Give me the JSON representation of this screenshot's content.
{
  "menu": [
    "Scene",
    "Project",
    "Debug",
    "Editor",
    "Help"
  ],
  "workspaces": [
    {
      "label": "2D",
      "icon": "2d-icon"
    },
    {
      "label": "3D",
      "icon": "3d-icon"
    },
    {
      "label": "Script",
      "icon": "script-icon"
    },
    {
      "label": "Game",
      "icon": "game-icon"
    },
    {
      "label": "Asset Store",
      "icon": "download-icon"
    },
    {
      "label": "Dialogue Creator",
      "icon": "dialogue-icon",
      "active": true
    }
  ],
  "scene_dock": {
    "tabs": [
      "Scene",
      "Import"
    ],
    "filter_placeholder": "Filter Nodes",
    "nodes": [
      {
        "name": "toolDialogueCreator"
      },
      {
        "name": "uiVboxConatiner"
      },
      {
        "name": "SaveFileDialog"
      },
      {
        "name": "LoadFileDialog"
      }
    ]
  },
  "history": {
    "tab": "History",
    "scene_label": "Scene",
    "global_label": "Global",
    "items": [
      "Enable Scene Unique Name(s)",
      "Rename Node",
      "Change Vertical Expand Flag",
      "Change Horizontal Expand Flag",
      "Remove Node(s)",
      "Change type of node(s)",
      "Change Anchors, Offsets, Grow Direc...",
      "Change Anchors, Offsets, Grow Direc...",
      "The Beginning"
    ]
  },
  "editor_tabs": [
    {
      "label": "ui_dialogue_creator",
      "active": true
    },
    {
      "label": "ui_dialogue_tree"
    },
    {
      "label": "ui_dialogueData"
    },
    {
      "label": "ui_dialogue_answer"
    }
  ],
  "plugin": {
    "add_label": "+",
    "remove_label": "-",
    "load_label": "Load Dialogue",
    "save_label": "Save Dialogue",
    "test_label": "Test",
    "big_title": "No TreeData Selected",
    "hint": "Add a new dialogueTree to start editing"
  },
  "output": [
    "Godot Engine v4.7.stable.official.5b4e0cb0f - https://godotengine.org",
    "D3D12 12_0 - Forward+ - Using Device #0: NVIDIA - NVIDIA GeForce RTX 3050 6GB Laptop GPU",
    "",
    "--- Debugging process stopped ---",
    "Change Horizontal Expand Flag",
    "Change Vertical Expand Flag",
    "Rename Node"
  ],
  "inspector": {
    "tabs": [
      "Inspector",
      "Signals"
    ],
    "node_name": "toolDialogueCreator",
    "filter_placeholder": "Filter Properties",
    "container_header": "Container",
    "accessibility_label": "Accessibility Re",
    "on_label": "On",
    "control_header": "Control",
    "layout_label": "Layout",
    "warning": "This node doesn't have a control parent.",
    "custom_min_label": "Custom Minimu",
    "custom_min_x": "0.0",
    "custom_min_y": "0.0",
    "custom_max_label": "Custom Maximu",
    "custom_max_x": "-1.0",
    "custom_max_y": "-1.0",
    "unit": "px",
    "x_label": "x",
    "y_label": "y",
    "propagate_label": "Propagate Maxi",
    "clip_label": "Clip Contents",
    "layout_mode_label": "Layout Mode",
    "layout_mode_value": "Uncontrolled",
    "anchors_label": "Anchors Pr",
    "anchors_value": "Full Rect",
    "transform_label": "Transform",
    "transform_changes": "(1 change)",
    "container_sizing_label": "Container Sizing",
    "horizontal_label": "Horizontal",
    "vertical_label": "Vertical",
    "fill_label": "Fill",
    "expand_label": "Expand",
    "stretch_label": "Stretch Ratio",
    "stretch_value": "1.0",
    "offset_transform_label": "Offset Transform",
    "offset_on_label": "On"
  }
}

+++

# [TASK DETAILS]
Produce an exact copy of all the records.

# [RESPONSE TO THIS TASK]
Give me the JSON representation of this screenshot's content.
{
  "menu": [
    "Scene",
    "Project",
    "Debug",
    "Editor",
    "Help"
  ],
  "workspaces": [
    {
      "label": "2D",
      "icon": "2d-icon"
    },
    {
      "label": "3D",
      "icon": "3d-icon"
    },
    {
      "label": "Script",
      "icon": "script-icon"
    },
    {
      "label": "Game",
      "icon": "game-icon"
    },
    {
      "label": "Asset Store",
      "icon": "download-icon"
    },
    {
      "label": "Dialogue Creator",
      "icon": "dialogue-icon",
      "active": true
    }
  ],
  "scene_dock": {
    "tabs": [
      "Scene",
      "Import"
    ],
    "filter_placeholder": "Filter Nodes",
    "nodes": [
      {
        "name": "toolDialogueCreator"
      },
      {
        "name": "uiVboxConatiner"
      },
      {
        "name": "SaveFileDialog"
      },
      {
        "name": "LoadFileDialog"
      }
    ]
  },
  "history": {
    "tab": "History",
    "scene_label": "Scene",
    "global_label": "Global",
    "items": [
      "Enable Scene Unique Name(s)",
      "Rename Node",
      "Change Vertical Expand Flag",
      "Change Horizontal Expand Flag",
      "Remove Node(s)",
      "Change type of node(s)",
      "Change Anchors, Offsets, Grow Direc...",
      "Change Anchors, Offsets, Grow Direc...",
      "The Beginning"
    ]
  },
  "editor_tabs": [
    {
      "label": "ui_dialogue_creator",
      "active": true
    },
    {
      "label": "ui_dialogue_tree"
    },
    {
      "label": "ui_dialogueData"
    },
    {
      "label": "ui_dialogue_answer"
    }
  ],
  "plugin": {
    "add_label": "+",
    "remove_label": "-",
    "load_label": "Load Dialogue",
    "save_label": "Save Dialogue",
    "test_label": "Test",
    "big_title": "No TreeData Selected",
    "hint": "Add a new dialogueTree to start editing"
  },
  "output": [
    "Godot Engine v4.7.stable.official.5b4e0cb0f - https://godotengine.org",
    "D3D12 12_0 - Forward+ - Using Device #0: NVIDIA - NVIDIA GeForce RTX 3050 6GB Laptop GPU",
    "",
    "--- Debugging process stopped ---",
    "Change Horizontal Expand Flag",
    "Change Vertical Expand Flag",
    "Rename Node"
  ],
  "inspector": {
    "tabs": [
      "Inspector",
      "Signals"
    ],
    "node_name": "toolDialogueCreator",
    "filter_placeholder": "Filter Properties",
    "container_header": "Container",
    "accessibility_label": "Accessibility Re",
    "on_label": "On",
    "control_header": "Control",
    "layout_label": "Layout",
    "warning": "This node doesn't have a control parent.",
    "custom_min_label": "Custom Minimu",
    "custom_min_x": "0.0",
    "custom_min_y": "0.0",
    "custom_max_label": "Custom Maximu",
    "custom_max_x": "-1.0",
    "custom_max_y": "-1.0",
    "unit": "px",
    "x_label": "x",
    "y_label": "y",
    "propagate_label": "Propagate Maxi",
    "clip_label": "Clip Contents",
    "layout_mode_label": "Layout Mode",
    "layout_mode_value": "Uncontrolled",
    "anchors_label": "Anchors Pr",
    "anchors_value": "Full Rect",
    "transform_label": "Transform",
    "transform_changes": "(1 change)",
    "container_sizing_label": "Container Sizing",
    "horizontal_label": "Horizontal",
    "vertical_label": "Vertical",
    "fill_label": "Fill",
    "expand_label": "Expand",
    "stretch_label": "Stretch Ratio",
    "stretch_value": "1.0",
    "offset_transform_label": "Offset Transform",
    "offset_on_label": "On"
  }
}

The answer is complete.